§ **The task**
Leave out the pictures and return every entry exactly as it appears.

§ **Exercise data**
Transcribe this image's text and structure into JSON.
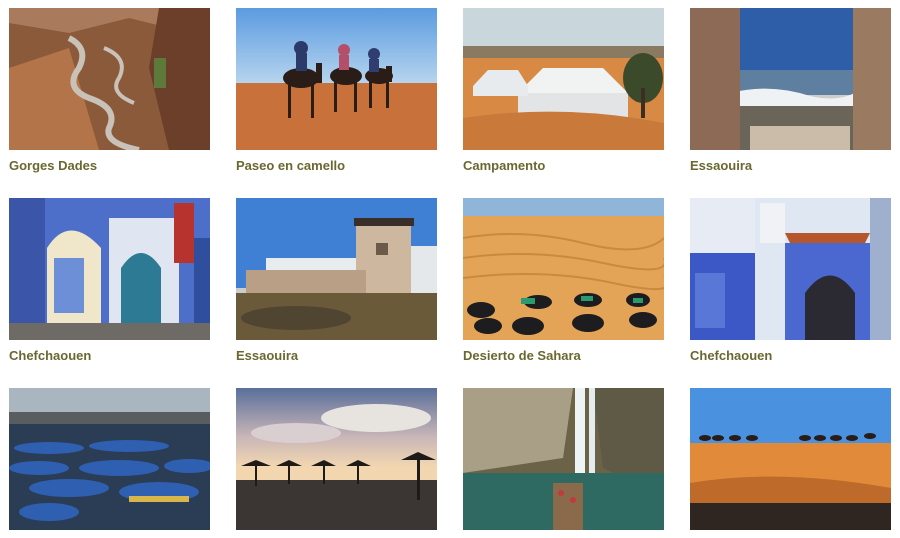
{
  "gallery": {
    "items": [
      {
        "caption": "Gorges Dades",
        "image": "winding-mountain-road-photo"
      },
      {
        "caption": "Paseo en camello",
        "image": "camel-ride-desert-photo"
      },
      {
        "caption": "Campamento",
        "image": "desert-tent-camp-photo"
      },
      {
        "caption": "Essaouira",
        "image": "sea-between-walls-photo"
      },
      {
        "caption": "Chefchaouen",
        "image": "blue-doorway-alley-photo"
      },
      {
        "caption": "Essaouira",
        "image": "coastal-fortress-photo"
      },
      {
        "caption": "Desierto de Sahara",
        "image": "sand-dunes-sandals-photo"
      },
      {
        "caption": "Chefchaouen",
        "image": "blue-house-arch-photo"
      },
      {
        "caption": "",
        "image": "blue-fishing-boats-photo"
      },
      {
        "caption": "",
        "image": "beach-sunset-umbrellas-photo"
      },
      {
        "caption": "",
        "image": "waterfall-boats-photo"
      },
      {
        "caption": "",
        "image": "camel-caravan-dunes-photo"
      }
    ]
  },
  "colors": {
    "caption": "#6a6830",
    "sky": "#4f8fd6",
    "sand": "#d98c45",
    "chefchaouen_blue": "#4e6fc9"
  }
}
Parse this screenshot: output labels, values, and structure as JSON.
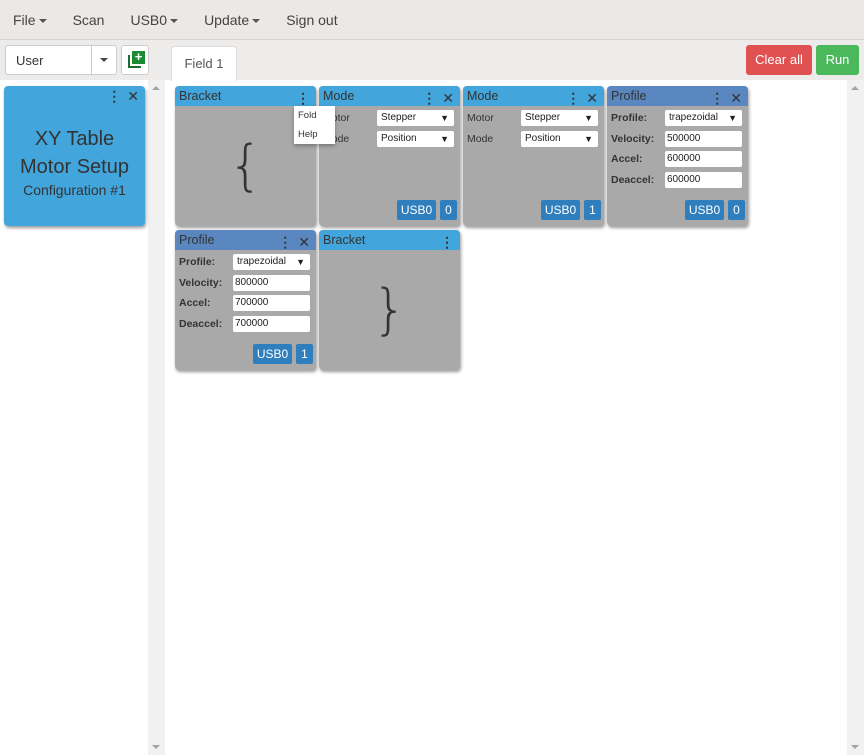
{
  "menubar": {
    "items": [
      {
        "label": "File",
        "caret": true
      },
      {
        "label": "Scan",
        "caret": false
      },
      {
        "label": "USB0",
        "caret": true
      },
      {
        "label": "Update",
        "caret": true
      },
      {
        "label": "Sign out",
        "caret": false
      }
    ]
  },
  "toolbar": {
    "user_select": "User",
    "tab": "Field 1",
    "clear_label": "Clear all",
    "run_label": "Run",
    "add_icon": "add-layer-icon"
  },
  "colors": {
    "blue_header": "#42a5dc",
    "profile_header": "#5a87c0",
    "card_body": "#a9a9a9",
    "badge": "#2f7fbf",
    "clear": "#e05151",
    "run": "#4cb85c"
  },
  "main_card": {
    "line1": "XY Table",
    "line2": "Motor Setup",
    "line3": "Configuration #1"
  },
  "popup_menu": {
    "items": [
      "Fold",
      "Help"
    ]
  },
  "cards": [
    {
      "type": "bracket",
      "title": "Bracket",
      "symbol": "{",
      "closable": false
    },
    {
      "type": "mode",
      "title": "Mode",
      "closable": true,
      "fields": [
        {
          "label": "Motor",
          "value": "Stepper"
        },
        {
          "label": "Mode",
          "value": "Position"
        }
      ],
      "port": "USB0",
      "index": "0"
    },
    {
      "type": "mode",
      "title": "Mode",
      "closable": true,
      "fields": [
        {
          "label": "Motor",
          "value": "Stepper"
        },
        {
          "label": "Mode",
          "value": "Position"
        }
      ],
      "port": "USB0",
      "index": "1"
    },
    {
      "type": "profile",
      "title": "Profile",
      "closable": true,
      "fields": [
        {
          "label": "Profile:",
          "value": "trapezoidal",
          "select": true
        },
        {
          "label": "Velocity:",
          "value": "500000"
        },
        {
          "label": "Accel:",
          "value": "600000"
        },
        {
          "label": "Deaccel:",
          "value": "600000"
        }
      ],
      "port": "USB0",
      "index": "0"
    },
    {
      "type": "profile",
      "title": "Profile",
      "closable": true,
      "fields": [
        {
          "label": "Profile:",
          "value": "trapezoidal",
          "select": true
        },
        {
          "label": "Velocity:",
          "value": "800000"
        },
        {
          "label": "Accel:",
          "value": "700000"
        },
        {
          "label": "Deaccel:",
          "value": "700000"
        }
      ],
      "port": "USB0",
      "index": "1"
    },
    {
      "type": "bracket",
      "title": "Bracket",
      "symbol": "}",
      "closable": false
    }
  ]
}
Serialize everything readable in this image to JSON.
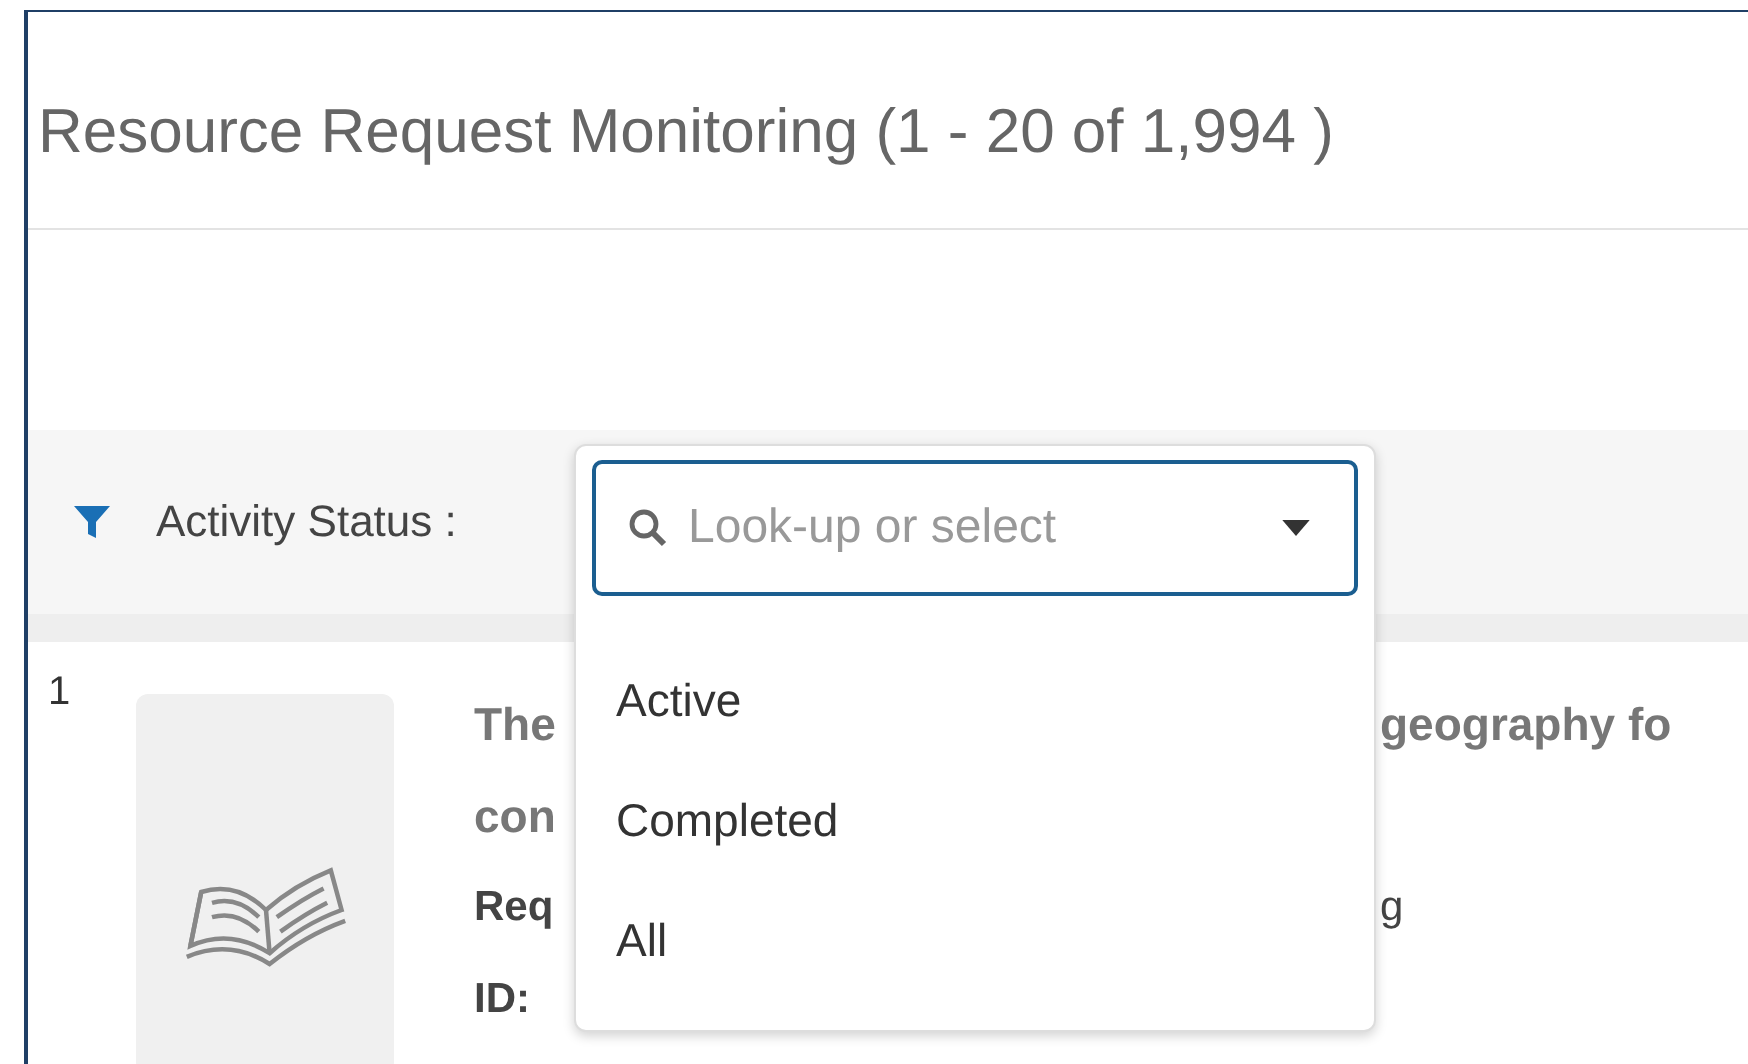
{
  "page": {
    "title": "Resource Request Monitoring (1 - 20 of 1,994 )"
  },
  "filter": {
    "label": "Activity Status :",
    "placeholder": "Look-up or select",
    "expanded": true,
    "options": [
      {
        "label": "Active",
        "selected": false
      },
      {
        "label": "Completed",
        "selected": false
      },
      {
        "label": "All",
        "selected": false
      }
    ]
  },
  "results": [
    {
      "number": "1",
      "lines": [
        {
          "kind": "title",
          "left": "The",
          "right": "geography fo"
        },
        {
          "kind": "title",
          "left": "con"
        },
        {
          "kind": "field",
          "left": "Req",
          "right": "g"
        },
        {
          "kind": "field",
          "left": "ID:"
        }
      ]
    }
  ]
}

§ **Correct response**
Transcribe this image's text and structure into JSON.
{
  "gallery": {
    "items": [
      {
        "caption": "Gorges Dades",
        "image": "winding-mountain-road-photo"
      },
      {
        "caption": "Paseo en camello",
        "image": "camel-ride-desert-photo"
      },
      {
        "caption": "Campamento",
        "image": "desert-tent-camp-photo"
      },
      {
        "caption": "Essaouira",
        "image": "sea-between-walls-photo"
      },
      {
        "caption": "Chefchaouen",
        "image": "blue-doorway-alley-photo"
      },
      {
        "caption": "Essaouira",
        "image": "coastal-fortress-photo"
      },
      {
        "caption": "Desierto de Sahara",
        "image": "sand-dunes-sandals-photo"
      },
      {
        "caption": "Chefchaouen",
        "image": "blue-house-arch-photo"
      },
      {
        "caption": "",
        "image": "blue-fishing-boats-photo"
      },
      {
        "caption": "",
        "image": "beach-sunset-umbrellas-photo"
      },
      {
        "caption": "",
        "image": "waterfall-boats-photo"
      },
      {
        "caption": "",
        "image": "camel-caravan-dunes-photo"
      }
    ]
  },
  "colors": {
    "caption": "#6a6830",
    "sky": "#4f8fd6",
    "sand": "#d98c45",
    "chefchaouen_blue": "#4e6fc9"
  }
}
Parse this screenshot: output labels, values, and structure as JSON.
{
  "menubar": {
    "items": [
      {
        "label": "File",
        "caret": true
      },
      {
        "label": "Scan",
        "caret": false
      },
      {
        "label": "USB0",
        "caret": true
      },
      {
        "label": "Update",
        "caret": true
      },
      {
        "label": "Sign out",
        "caret": false
      }
    ]
  },
  "toolbar": {
    "user_select": "User",
    "tab": "Field 1",
    "clear_label": "Clear all",
    "run_label": "Run",
    "add_icon": "add-layer-icon"
  },
  "colors": {
    "blue_header": "#42a5dc",
    "profile_header": "#5a87c0",
    "card_body": "#a9a9a9",
    "badge": "#2f7fbf",
    "clear": "#e05151",
    "run": "#4cb85c"
  },
  "main_card": {
    "line1": "XY Table",
    "line2": "Motor Setup",
    "line3": "Configuration #1"
  },
  "popup_menu": {
    "items": [
      "Fold",
      "Help"
    ]
  },
  "cards": [
    {
      "type": "bracket",
      "title": "Bracket",
      "symbol": "{",
      "closable": false
    },
    {
      "type": "mode",
      "title": "Mode",
      "closable": true,
      "fields": [
        {
          "label": "Motor",
          "value": "Stepper"
        },
        {
          "label": "Mode",
          "value": "Position"
        }
      ],
      "port": "USB0",
      "index": "0"
    },
    {
      "type": "mode",
      "title": "Mode",
      "closable": true,
      "fields": [
        {
          "label": "Motor",
          "value": "Stepper"
        },
        {
          "label": "Mode",
          "value": "Position"
        }
      ],
      "port": "USB0",
      "index": "1"
    },
    {
      "type": "profile",
      "title": "Profile",
      "closable": true,
      "fields": [
        {
          "label": "Profile:",
          "value": "trapezoidal",
          "select": true
        },
        {
          "label": "Velocity:",
          "value": "500000"
        },
        {
          "label": "Accel:",
          "value": "600000"
        },
        {
          "label": "Deaccel:",
          "value": "600000"
        }
      ],
      "port": "USB0",
      "index": "0"
    },
    {
      "type": "profile",
      "title": "Profile",
      "closable": true,
      "fields": [
        {
          "label": "Profile:",
          "value": "trapezoidal",
          "select": true
        },
        {
          "label": "Velocity:",
          "value": "800000"
        },
        {
          "label": "Accel:",
          "value": "700000"
        },
        {
          "label": "Deaccel:",
          "value": "700000"
        }
      ],
      "port": "USB0",
      "index": "1"
    },
    {
      "type": "bracket",
      "title": "Bracket",
      "symbol": "}",
      "closable": false
    }
  ]
}
Serialize everything readable in this image to JSON.
{
  "page": {
    "title": "Resource Request Monitoring (1 - 20 of 1,994 )"
  },
  "filter": {
    "label": "Activity Status :",
    "placeholder": "Look-up or select",
    "expanded": true,
    "options": [
      {
        "label": "Active",
        "selected": false
      },
      {
        "label": "Completed",
        "selected": false
      },
      {
        "label": "All",
        "selected": false
      }
    ]
  },
  "results": [
    {
      "number": "1",
      "lines": [
        {
          "kind": "title",
          "left": "The",
          "right": "geography fo"
        },
        {
          "kind": "title",
          "left": "con"
        },
        {
          "kind": "field",
          "left": "Req",
          "right": "g"
        },
        {
          "kind": "field",
          "left": "ID:"
        }
      ]
    }
  ]
}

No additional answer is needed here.